# xwindow avec xlib

## pen120

Je vous prie de m`aider sur ce sujet svp,

J`ai un client (application exceed) connecter au serveur unix (nom de serveur: costs ,adress ip 192.168.9.1),mon client me donne plusieurs fenêtre xwindow ,je voudrai faire un programme avec Delphi ou c,c++ ou autre qui control et affiche les titres de ces fenêtre xwindow ainsi que leur id window.

avec spy ++ il me donne le handle et nom de la class et ne donne pas le nom de la fenêtre.

Je vous prie de me transmettre un programme qui fait le nécessaire(je crois il faut programmer avec la librery xlib).

| Consigne 1 |
Présentez sous forme de tableau Markdown les lignes des enregistrements, en commençant par la ligne contenant « browser-tab[interactable]: EC2 Management » et en allant jusqu'à la ligne contenant « edge-icon[interactable] <box>990 1031 », ces deux lignes comprises. Utilisez les colonnes n et Ligne, et omettez les lignes vides.

| Enregistrements sources |
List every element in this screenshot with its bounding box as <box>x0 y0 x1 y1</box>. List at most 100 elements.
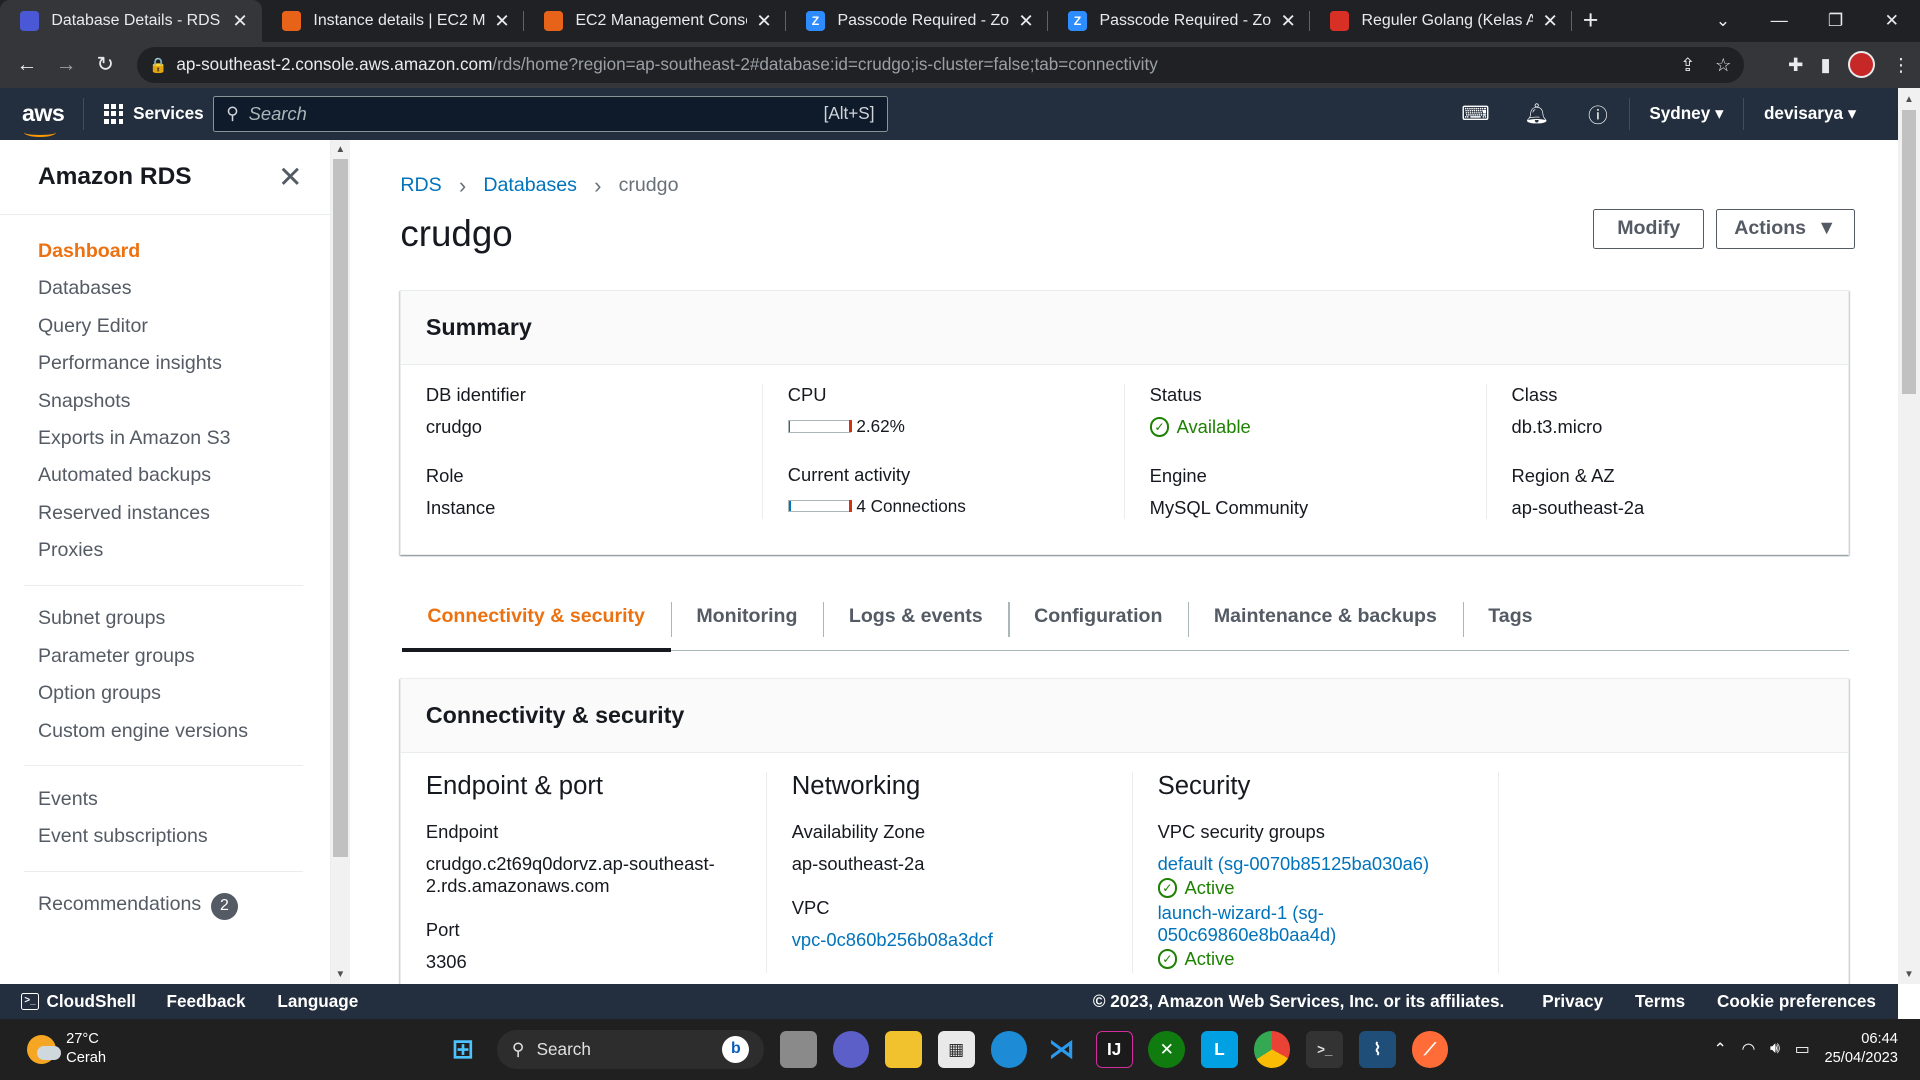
browser-tab[interactable]: EC2 Management Console ✕ <box>524 0 787 42</box>
sidebar-item-dashboard[interactable]: Dashboard <box>38 233 330 270</box>
sidebar-item-proxies[interactable]: Proxies <box>38 532 330 569</box>
file-explorer-icon[interactable] <box>885 1031 922 1068</box>
tab-maintenance-backups[interactable]: Maintenance & backups <box>1188 583 1462 651</box>
share-icon[interactable]: ⇪ <box>1680 54 1695 76</box>
tab-logs-events[interactable]: Logs & events <box>823 583 1008 651</box>
page-scrollbar[interactable]: ▲ ▼ <box>1897 88 1920 985</box>
chrome-icon[interactable] <box>1253 1031 1291 1068</box>
sidebar-item-exports-in-amazon-s3[interactable]: Exports in Amazon S3 <box>38 420 330 457</box>
edge-icon[interactable] <box>990 1031 1028 1068</box>
weather-widget[interactable]: 27°C Cerah <box>0 1030 441 1069</box>
console-search-input[interactable]: ⚲ Search [Alt+S] <box>213 95 888 133</box>
sidebar-item-reserved-instances[interactable]: Reserved instances <box>38 495 330 532</box>
restore-icon[interactable]: ❐ <box>1807 10 1863 31</box>
language-link[interactable]: Language <box>261 991 374 1012</box>
vpc-link[interactable]: vpc-0c860b256b08a3dcf <box>792 929 1108 951</box>
sidebar-item-option-groups[interactable]: Option groups <box>38 675 330 712</box>
back-icon[interactable]: ← <box>7 53 46 77</box>
close-tab-icon[interactable]: ✕ <box>230 10 250 32</box>
cloudshell-footer-button[interactable]: >_ CloudShell <box>0 991 151 1012</box>
tab-monitoring[interactable]: Monitoring <box>670 583 824 651</box>
chat-icon[interactable] <box>832 1031 870 1068</box>
close-tab-icon[interactable]: ✕ <box>1540 10 1560 32</box>
breadcrumb-databases[interactable]: Databases <box>483 174 577 197</box>
page-scroll-thumb[interactable] <box>1901 110 1917 395</box>
security-group-default-link[interactable]: default (sg-0070b85125ba030a6) <box>1158 853 1474 875</box>
help-icon[interactable]: ⓘ <box>1567 99 1628 128</box>
reload-icon[interactable]: ↻ <box>86 52 125 77</box>
close-window-icon[interactable]: ✕ <box>1864 10 1920 31</box>
scroll-down-icon[interactable]: ▼ <box>1898 969 1920 980</box>
profile-avatar[interactable] <box>1847 51 1875 79</box>
forward-icon[interactable]: → <box>47 53 86 77</box>
browser-tab[interactable]: Z Passcode Required - Zoom ✕ <box>1048 0 1311 42</box>
region-menu[interactable]: Sydney ▾ <box>1630 103 1743 124</box>
privacy-link[interactable]: Privacy <box>1526 991 1619 1012</box>
postman-icon[interactable]: ⟋ <box>1411 1031 1449 1068</box>
sidebar-item-databases[interactable]: Databases <box>38 270 330 307</box>
lens-app-icon[interactable]: L <box>1201 1031 1238 1068</box>
sidebar-scrollbar[interactable]: ▲ ▼ <box>330 139 351 985</box>
volume-icon[interactable]: 🔊︎ <box>1770 1040 1780 1058</box>
intellij-icon[interactable]: IJ <box>1095 1031 1133 1068</box>
sidebar-item-custom-engine-versions[interactable]: Custom engine versions <box>38 713 330 750</box>
close-tab-icon[interactable]: ✕ <box>1016 10 1036 32</box>
new-tab-icon[interactable]: + <box>1572 5 1609 36</box>
scroll-up-icon[interactable]: ▲ <box>331 144 351 155</box>
close-tab-icon[interactable]: ✕ <box>1278 10 1298 32</box>
menu-icon[interactable]: ⋮ <box>1892 54 1910 76</box>
battery-icon[interactable]: ▭ <box>1795 1039 1810 1059</box>
notifications-bell-icon[interactable]: 🔔︎ <box>1506 102 1567 126</box>
sidebar-item-snapshots[interactable]: Snapshots <box>38 383 330 420</box>
close-sidebar-icon[interactable]: ✕ <box>278 160 303 195</box>
sidebar-item-query-editor[interactable]: Query Editor <box>38 308 330 345</box>
wifi-icon[interactable]: ◠ <box>1741 1039 1755 1059</box>
cloudshell-icon[interactable]: ⌨ <box>1445 102 1506 126</box>
browser-tab[interactable]: Database Details - RDS Management Consol… <box>0 0 263 42</box>
cookie-preferences-link[interactable]: Cookie preferences <box>1701 991 1898 1012</box>
security-group-launch-wizard-link[interactable]: launch-wizard-1 (sg- 050c69860e8b0aa4d) <box>1158 902 1474 946</box>
xbox-icon[interactable]: ✕ <box>1148 1031 1186 1068</box>
breadcrumb-rds[interactable]: RDS <box>400 174 441 197</box>
side-panel-icon[interactable]: ▮ <box>1821 54 1831 76</box>
lock-icon[interactable]: 🔒 <box>149 56 176 74</box>
tab-configuration[interactable]: Configuration <box>1008 583 1188 651</box>
sidebar-item-event-subscriptions[interactable]: Event subscriptions <box>38 818 330 855</box>
tab-search-icon[interactable]: ⌄ <box>1695 10 1751 31</box>
bookmark-star-icon[interactable]: ☆ <box>1715 54 1731 76</box>
browser-tab[interactable]: Z Passcode Required - Zoom ✕ <box>786 0 1049 42</box>
taskbar-search[interactable]: ⚲ Search b <box>497 1029 765 1069</box>
tab-tags[interactable]: Tags <box>1462 583 1559 651</box>
close-tab-icon[interactable]: ✕ <box>754 10 774 32</box>
close-tab-icon[interactable]: ✕ <box>492 10 512 32</box>
microsoft-store-icon[interactable]: ▦ <box>937 1031 975 1068</box>
scroll-down-icon[interactable]: ▼ <box>331 969 351 980</box>
minimize-icon[interactable]: — <box>1751 10 1807 31</box>
sidebar-item-parameter-groups[interactable]: Parameter groups <box>38 638 330 675</box>
tray-overflow-icon[interactable]: ⌃ <box>1713 1039 1726 1059</box>
browser-tab[interactable]: Reguler Golang (Kelas A, B, ... ✕ <box>1310 0 1573 42</box>
tab-connectivity-security[interactable]: Connectivity & security <box>401 583 671 652</box>
account-menu[interactable]: devisarya ▾ <box>1744 103 1876 124</box>
sidebar-item-performance-insights[interactable]: Performance insights <box>38 345 330 382</box>
task-view-icon[interactable] <box>779 1031 817 1068</box>
sidebar-item-recommendations[interactable]: Recommendations 2 <box>38 886 330 923</box>
sidebar-item-automated-backups[interactable]: Automated backups <box>38 457 330 494</box>
clock[interactable]: 06:44 25/04/2023 <box>1824 1030 1898 1069</box>
services-menu[interactable]: Services <box>83 97 205 130</box>
actions-button[interactable]: Actions ▼ <box>1715 209 1856 249</box>
url-bar[interactable]: 🔒 ap-southeast-2.console.aws.amazon.com /… <box>137 46 1744 84</box>
terminal-icon[interactable]: >_ <box>1306 1031 1344 1068</box>
sidebar-scroll-thumb[interactable] <box>333 159 348 858</box>
aws-logo[interactable]: aws <box>0 100 83 137</box>
terms-link[interactable]: Terms <box>1619 991 1701 1012</box>
mysql-workbench-icon[interactable]: ⌇ <box>1359 1031 1396 1068</box>
sidebar-item-subnet-groups[interactable]: Subnet groups <box>38 600 330 637</box>
windows-start-icon[interactable]: ⊞ <box>444 1031 481 1068</box>
modify-button[interactable]: Modify <box>1593 209 1705 249</box>
feedback-link[interactable]: Feedback <box>151 991 262 1012</box>
extensions-icon[interactable]: ✚ <box>1788 54 1803 76</box>
scroll-up-icon[interactable]: ▲ <box>1898 94 1920 105</box>
browser-tab[interactable]: Instance details | EC2 Management Consol… <box>262 0 525 42</box>
sidebar-item-events[interactable]: Events <box>38 781 330 818</box>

| Consigne 2 |
Poursuivez le fil de discussion sur l'affichage des titres de fenêtres X Window avec Xlib, à la suite de son dernier message.

| Réponse attendue 1 |
| n | Ligne |
|---|---|
| 1 | browser-tab[interactable]: EC2 Management Console ✕ <box>524 0 787 42</box> |
| 2 | sidebar-item-dashboard[interactable]: Dashboard <box>38 233 330 270</box> |
| 3 | sidebar-item-proxies[interactable]: Proxies <box>38 532 330 569</box> |
| 4 | file-explorer-icon[interactable] <box>885 1031 922 1068</box> |
| 5 | tab-maintenance-backups[interactable]: Maintenance & backups <box>1188 583 1462 651</box> |
| 6 | share-icon[interactable]: ⇪ <box>1680 54 1695 76</box> |
| 7 | tab-logs-events[interactable]: Logs & events <box>823 583 1008 651</box> |
| 8 | page-scrollbar[interactable]: ▲ ▼ <box>1897 88 1920 985</box> |
| 9 | chrome-icon[interactable] <box>1253 1031 1291 1068</box> |
| 10 | sidebar-item-exports-in-amazon-s3[interactable]: Exports in Amazon S3 <box>38 420 330 457</box> |
| 11 | edge-icon[interactable] <box>990 1031 1028 1068</box> |

| Réponse attendue 2 |
----------

## geekounet

Bonjour, ton titre du topic n'est pas en conformité avec les conventions de notre forum, je te prierai de l'éditer, ta question n'a pas de rapport avec Gentoo alors que c'est ton premier post ici (c'est mieux vu pour les anciens), et tu veux qu'on te mache tout ton truc, bref t'es bien mal parti... Delphi n'existe pas pour Linux par ailleurs (ok il y a (avait ?) )Kylix mais bon, on fait mieux...).

Regarde du coté de xprop sinon.Last edited by geekounet on Fri Jul 15, 2011 6:33 pm; edited 1 time in total

----------

## nonas

C'est ça que tu cherches : http://tools.suckless.org/lsw ?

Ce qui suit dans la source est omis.